**YOUR TASK**
Transcribe the records that follow in their entirety, omitting any pictures.

**MATERIAL**
* start *
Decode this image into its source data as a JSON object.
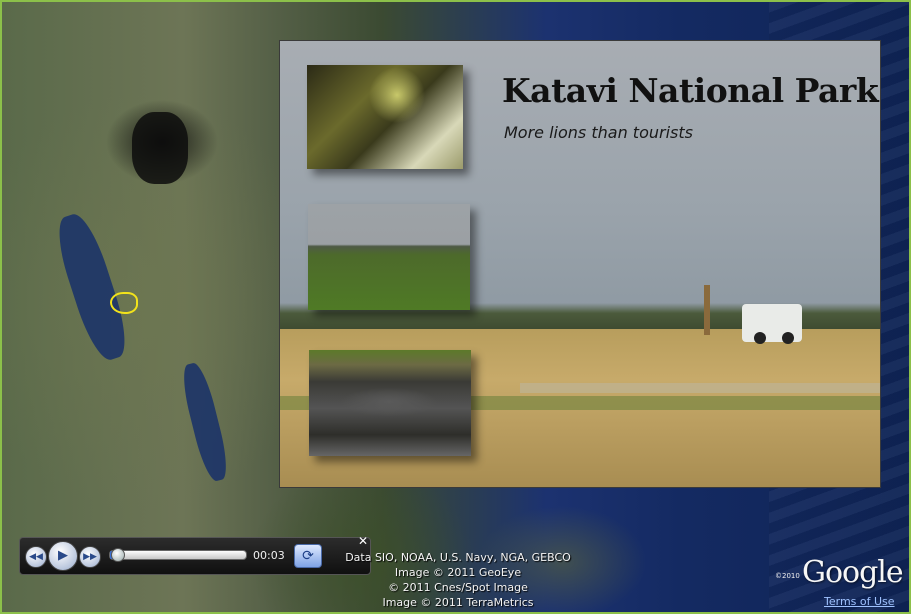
{
  "slide": {
    "title": "Katavi National Park",
    "subtitle": "More lions than tourists"
  },
  "tour_player": {
    "rewind_icon": "rewind-icon",
    "play_icon": "play-icon",
    "fast_forward_icon": "fast-forward-icon",
    "loop_icon": "loop-icon",
    "close_icon": "close-icon",
    "elapsed_time": "00:03",
    "progress_fraction": 0.02
  },
  "attribution": {
    "lines": [
      "Data SIO, NOAA, U.S. Navy, NGA, GEBCO",
      "Image © 2011 GeoEye",
      "© 2011 Cnes/Spot Image",
      "Image © 2011 TerraMetrics"
    ]
  },
  "branding": {
    "logo": "Google",
    "copyright_year": "©2010",
    "terms_link": "Terms of Use"
  },
  "colors": {
    "frame_border": "#8cc04a",
    "park_outline": "#f2e21b",
    "link": "#9fc2ff"
  }
}
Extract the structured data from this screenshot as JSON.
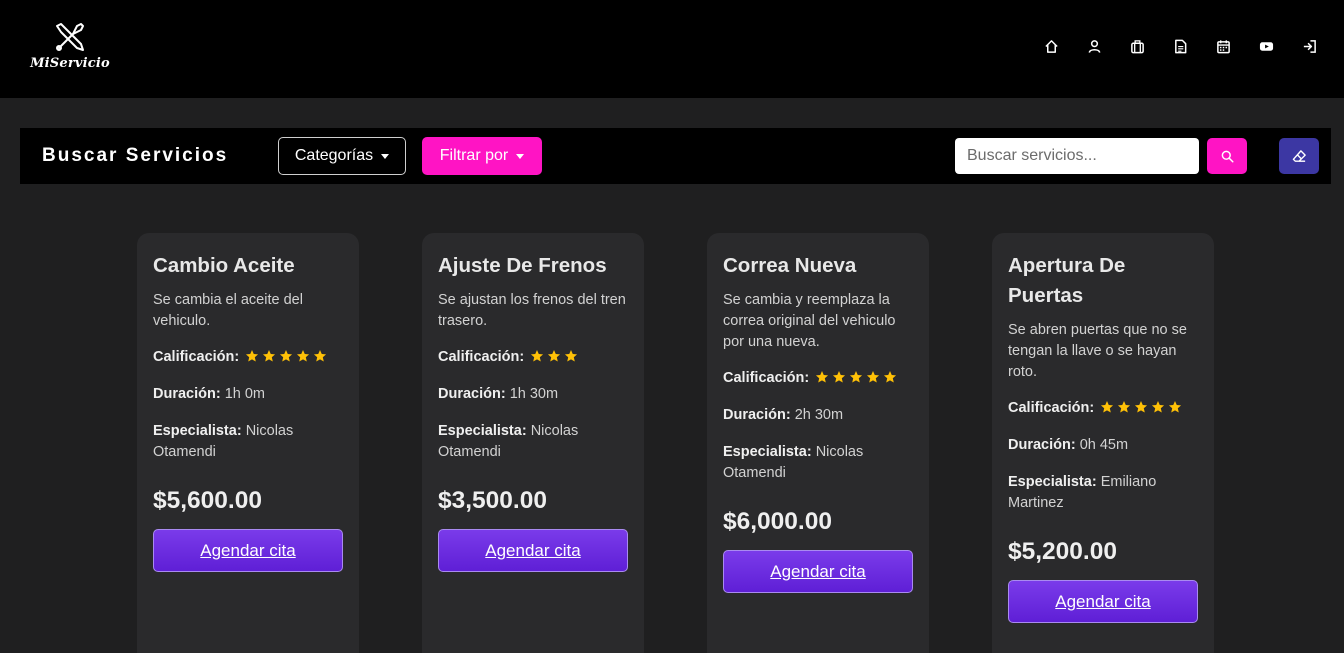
{
  "header": {
    "logo_text": "MiServicio",
    "nav": [
      {
        "name": "home-icon"
      },
      {
        "name": "user-icon"
      },
      {
        "name": "briefcase-icon"
      },
      {
        "name": "document-icon"
      },
      {
        "name": "calendar-icon"
      },
      {
        "name": "youtube-icon"
      },
      {
        "name": "logout-icon"
      }
    ]
  },
  "search": {
    "title": "Buscar Servicios",
    "categories_label": "Categorías",
    "filter_label": "Filtrar por",
    "placeholder": "Buscar servicios...",
    "search_icon": "search-icon",
    "clear_icon": "eraser-icon"
  },
  "colors": {
    "accent_pink": "#ff14c4",
    "accent_purple": "#6a2ae0",
    "clear_button": "#3c37a3",
    "star": "#ffc107"
  },
  "labels": {
    "rating": "Calificación:",
    "duration": "Duración:",
    "specialist": "Especialista:",
    "book": "Agendar cita"
  },
  "services": [
    {
      "title": "Cambio Aceite",
      "description": "Se cambia el aceite del vehiculo.",
      "rating": 5,
      "duration": "1h 0m",
      "specialist": "Nicolas Otamendi",
      "price": "$5,600.00"
    },
    {
      "title": "Ajuste De Frenos",
      "description": "Se ajustan los frenos del tren trasero.",
      "rating": 3,
      "duration": "1h 30m",
      "specialist": "Nicolas Otamendi",
      "price": "$3,500.00"
    },
    {
      "title": "Correa Nueva",
      "description": "Se cambia y reemplaza la correa original del vehiculo por una nueva.",
      "rating": 5,
      "duration": "2h 30m",
      "specialist": "Nicolas Otamendi",
      "price": "$6,000.00"
    },
    {
      "title": "Apertura De Puertas",
      "description": "Se abren puertas que no se tengan la llave o se hayan roto.",
      "rating": 5,
      "duration": "0h 45m",
      "specialist": "Emiliano Martinez",
      "price": "$5,200.00"
    }
  ]
}
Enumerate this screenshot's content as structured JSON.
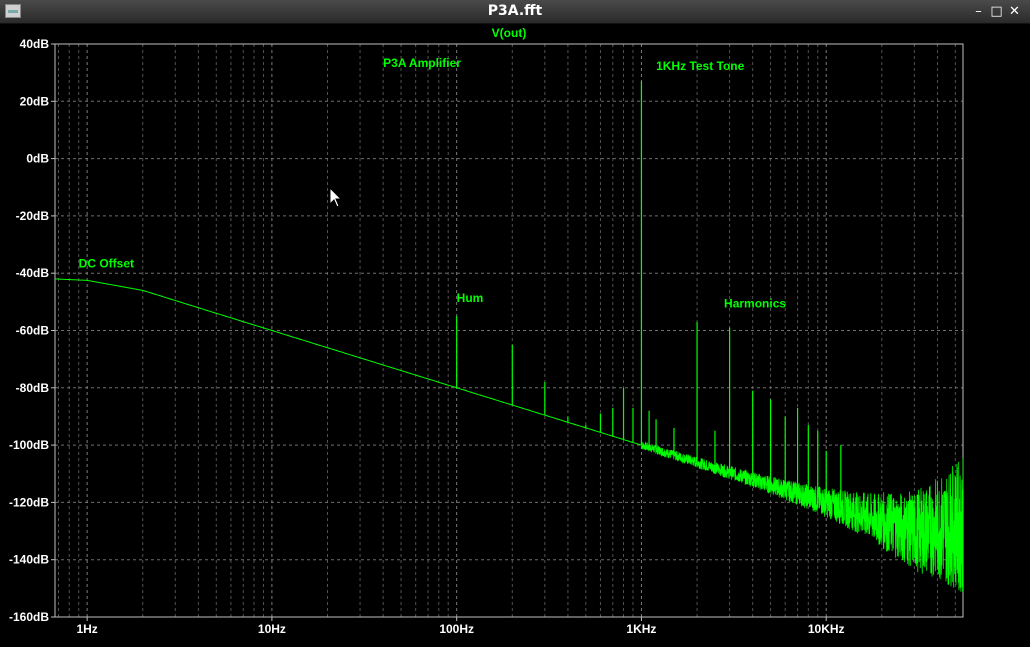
{
  "window": {
    "title": "P3A.fft",
    "minimize_glyph": "–",
    "maximize_glyph": "□",
    "close_glyph": "✕"
  },
  "colors": {
    "background": "#000000",
    "trace": "#00ff00",
    "grid": "#8a8a8a",
    "text": "#00ff00",
    "axis_text": "#ffffff"
  },
  "chart_data": {
    "type": "line",
    "title": "V(out)",
    "xscale": "log",
    "xlim": [
      0.67,
      55000
    ],
    "ylim": [
      -160,
      40
    ],
    "x_ticks": [
      {
        "value": 1,
        "label": "1Hz"
      },
      {
        "value": 10,
        "label": "10Hz"
      },
      {
        "value": 100,
        "label": "100Hz"
      },
      {
        "value": 1000,
        "label": "1KHz"
      },
      {
        "value": 10000,
        "label": "10KHz"
      }
    ],
    "y_ticks": [
      {
        "value": 40,
        "label": "40dB"
      },
      {
        "value": 20,
        "label": "20dB"
      },
      {
        "value": 0,
        "label": "0dB"
      },
      {
        "value": -20,
        "label": "-20dB"
      },
      {
        "value": -40,
        "label": "-40dB"
      },
      {
        "value": -60,
        "label": "-60dB"
      },
      {
        "value": -80,
        "label": "-80dB"
      },
      {
        "value": -100,
        "label": "-100dB"
      },
      {
        "value": -120,
        "label": "-120dB"
      },
      {
        "value": -140,
        "label": "-140dB"
      },
      {
        "value": -160,
        "label": "-160dB"
      }
    ],
    "grid": true,
    "noise_floor": [
      {
        "x": 0.67,
        "y": -42
      },
      {
        "x": 1,
        "y": -42.5
      },
      {
        "x": 2,
        "y": -46
      },
      {
        "x": 5,
        "y": -54
      },
      {
        "x": 10,
        "y": -60
      },
      {
        "x": 100,
        "y": -80
      },
      {
        "x": 1000,
        "y": -100
      },
      {
        "x": 10000,
        "y": -120
      },
      {
        "x": 30000,
        "y": -130
      },
      {
        "x": 55000,
        "y": -128
      }
    ],
    "peaks": [
      {
        "x": 100,
        "y": -55
      },
      {
        "x": 200,
        "y": -65
      },
      {
        "x": 300,
        "y": -78
      },
      {
        "x": 400,
        "y": -90
      },
      {
        "x": 500,
        "y": -93
      },
      {
        "x": 600,
        "y": -89
      },
      {
        "x": 700,
        "y": -87
      },
      {
        "x": 800,
        "y": -80
      },
      {
        "x": 900,
        "y": -87
      },
      {
        "x": 1000,
        "y": 27
      },
      {
        "x": 1100,
        "y": -88
      },
      {
        "x": 1200,
        "y": -91
      },
      {
        "x": 1500,
        "y": -94
      },
      {
        "x": 2000,
        "y": -57
      },
      {
        "x": 2500,
        "y": -95
      },
      {
        "x": 3000,
        "y": -59
      },
      {
        "x": 4000,
        "y": -81
      },
      {
        "x": 5000,
        "y": -84
      },
      {
        "x": 6000,
        "y": -90
      },
      {
        "x": 7000,
        "y": -87
      },
      {
        "x": 8000,
        "y": -93
      },
      {
        "x": 9000,
        "y": -95
      },
      {
        "x": 10000,
        "y": -102
      },
      {
        "x": 12000,
        "y": -100
      }
    ],
    "annotations": [
      {
        "text": "P3A Amplifier",
        "x": 40,
        "y": 32
      },
      {
        "text": "1KHz Test Tone",
        "x": 1200,
        "y": 31
      },
      {
        "text": "DC Offset",
        "x": 0.9,
        "y": -38
      },
      {
        "text": "Hum",
        "x": 100,
        "y": -50
      },
      {
        "text": "Harmonics",
        "x": 2800,
        "y": -52
      }
    ]
  }
}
* end *
**RESPONSE TO THIS TASK**
Decode this image into its source data as a JSON object.
{
  "slide": {
    "title": "Katavi National Park",
    "subtitle": "More lions than tourists"
  },
  "tour_player": {
    "rewind_icon": "rewind-icon",
    "play_icon": "play-icon",
    "fast_forward_icon": "fast-forward-icon",
    "loop_icon": "loop-icon",
    "close_icon": "close-icon",
    "elapsed_time": "00:03",
    "progress_fraction": 0.02
  },
  "attribution": {
    "lines": [
      "Data SIO, NOAA, U.S. Navy, NGA, GEBCO",
      "Image © 2011 GeoEye",
      "© 2011 Cnes/Spot Image",
      "Image © 2011 TerraMetrics"
    ]
  },
  "branding": {
    "logo": "Google",
    "copyright_year": "©2010",
    "terms_link": "Terms of Use"
  },
  "colors": {
    "frame_border": "#8cc04a",
    "park_outline": "#f2e21b",
    "link": "#9fc2ff"
  }
}
Extract the structured data from this screenshot as JSON.
{
  "header": {
    "logo_text": "MiServicio",
    "nav": [
      {
        "name": "home-icon"
      },
      {
        "name": "user-icon"
      },
      {
        "name": "briefcase-icon"
      },
      {
        "name": "document-icon"
      },
      {
        "name": "calendar-icon"
      },
      {
        "name": "youtube-icon"
      },
      {
        "name": "logout-icon"
      }
    ]
  },
  "search": {
    "title": "Buscar Servicios",
    "categories_label": "Categorías",
    "filter_label": "Filtrar por",
    "placeholder": "Buscar servicios...",
    "search_icon": "search-icon",
    "clear_icon": "eraser-icon"
  },
  "colors": {
    "accent_pink": "#ff14c4",
    "accent_purple": "#6a2ae0",
    "clear_button": "#3c37a3",
    "star": "#ffc107"
  },
  "labels": {
    "rating": "Calificación:",
    "duration": "Duración:",
    "specialist": "Especialista:",
    "book": "Agendar cita"
  },
  "services": [
    {
      "title": "Cambio Aceite",
      "description": "Se cambia el aceite del vehiculo.",
      "rating": 5,
      "duration": "1h 0m",
      "specialist": "Nicolas Otamendi",
      "price": "$5,600.00"
    },
    {
      "title": "Ajuste De Frenos",
      "description": "Se ajustan los frenos del tren trasero.",
      "rating": 3,
      "duration": "1h 30m",
      "specialist": "Nicolas Otamendi",
      "price": "$3,500.00"
    },
    {
      "title": "Correa Nueva",
      "description": "Se cambia y reemplaza la correa original del vehiculo por una nueva.",
      "rating": 5,
      "duration": "2h 30m",
      "specialist": "Nicolas Otamendi",
      "price": "$6,000.00"
    },
    {
      "title": "Apertura De Puertas",
      "description": "Se abren puertas que no se tengan la llave o se hayan roto.",
      "rating": 5,
      "duration": "0h 45m",
      "specialist": "Emiliano Martinez",
      "price": "$5,200.00"
    }
  ]
}
Enumerate this screenshot's content as structured JSON.
{
  "window": {
    "title": "P3A.fft",
    "minimize_glyph": "–",
    "maximize_glyph": "□",
    "close_glyph": "✕"
  },
  "colors": {
    "background": "#000000",
    "trace": "#00ff00",
    "grid": "#8a8a8a",
    "text": "#00ff00",
    "axis_text": "#ffffff"
  },
  "chart_data": {
    "type": "line",
    "title": "V(out)",
    "xscale": "log",
    "xlim": [
      0.67,
      55000
    ],
    "ylim": [
      -160,
      40
    ],
    "x_ticks": [
      {
        "value": 1,
        "label": "1Hz"
      },
      {
        "value": 10,
        "label": "10Hz"
      },
      {
        "value": 100,
        "label": "100Hz"
      },
      {
        "value": 1000,
        "label": "1KHz"
      },
      {
        "value": 10000,
        "label": "10KHz"
      }
    ],
    "y_ticks": [
      {
        "value": 40,
        "label": "40dB"
      },
      {
        "value": 20,
        "label": "20dB"
      },
      {
        "value": 0,
        "label": "0dB"
      },
      {
        "value": -20,
        "label": "-20dB"
      },
      {
        "value": -40,
        "label": "-40dB"
      },
      {
        "value": -60,
        "label": "-60dB"
      },
      {
        "value": -80,
        "label": "-80dB"
      },
      {
        "value": -100,
        "label": "-100dB"
      },
      {
        "value": -120,
        "label": "-120dB"
      },
      {
        "value": -140,
        "label": "-140dB"
      },
      {
        "value": -160,
        "label": "-160dB"
      }
    ],
    "grid": true,
    "noise_floor": [
      {
        "x": 0.67,
        "y": -42
      },
      {
        "x": 1,
        "y": -42.5
      },
      {
        "x": 2,
        "y": -46
      },
      {
        "x": 5,
        "y": -54
      },
      {
        "x": 10,
        "y": -60
      },
      {
        "x": 100,
        "y": -80
      },
      {
        "x": 1000,
        "y": -100
      },
      {
        "x": 10000,
        "y": -120
      },
      {
        "x": 30000,
        "y": -130
      },
      {
        "x": 55000,
        "y": -128
      }
    ],
    "peaks": [
      {
        "x": 100,
        "y": -55
      },
      {
        "x": 200,
        "y": -65
      },
      {
        "x": 300,
        "y": -78
      },
      {
        "x": 400,
        "y": -90
      },
      {
        "x": 500,
        "y": -93
      },
      {
        "x": 600,
        "y": -89
      },
      {
        "x": 700,
        "y": -87
      },
      {
        "x": 800,
        "y": -80
      },
      {
        "x": 900,
        "y": -87
      },
      {
        "x": 1000,
        "y": 27
      },
      {
        "x": 1100,
        "y": -88
      },
      {
        "x": 1200,
        "y": -91
      },
      {
        "x": 1500,
        "y": -94
      },
      {
        "x": 2000,
        "y": -57
      },
      {
        "x": 2500,
        "y": -95
      },
      {
        "x": 3000,
        "y": -59
      },
      {
        "x": 4000,
        "y": -81
      },
      {
        "x": 5000,
        "y": -84
      },
      {
        "x": 6000,
        "y": -90
      },
      {
        "x": 7000,
        "y": -87
      },
      {
        "x": 8000,
        "y": -93
      },
      {
        "x": 9000,
        "y": -95
      },
      {
        "x": 10000,
        "y": -102
      },
      {
        "x": 12000,
        "y": -100
      }
    ],
    "annotations": [
      {
        "text": "P3A Amplifier",
        "x": 40,
        "y": 32
      },
      {
        "text": "1KHz Test Tone",
        "x": 1200,
        "y": 31
      },
      {
        "text": "DC Offset",
        "x": 0.9,
        "y": -38
      },
      {
        "text": "Hum",
        "x": 100,
        "y": -50
      },
      {
        "text": "Harmonics",
        "x": 2800,
        "y": -52
      }
    ]
  }
}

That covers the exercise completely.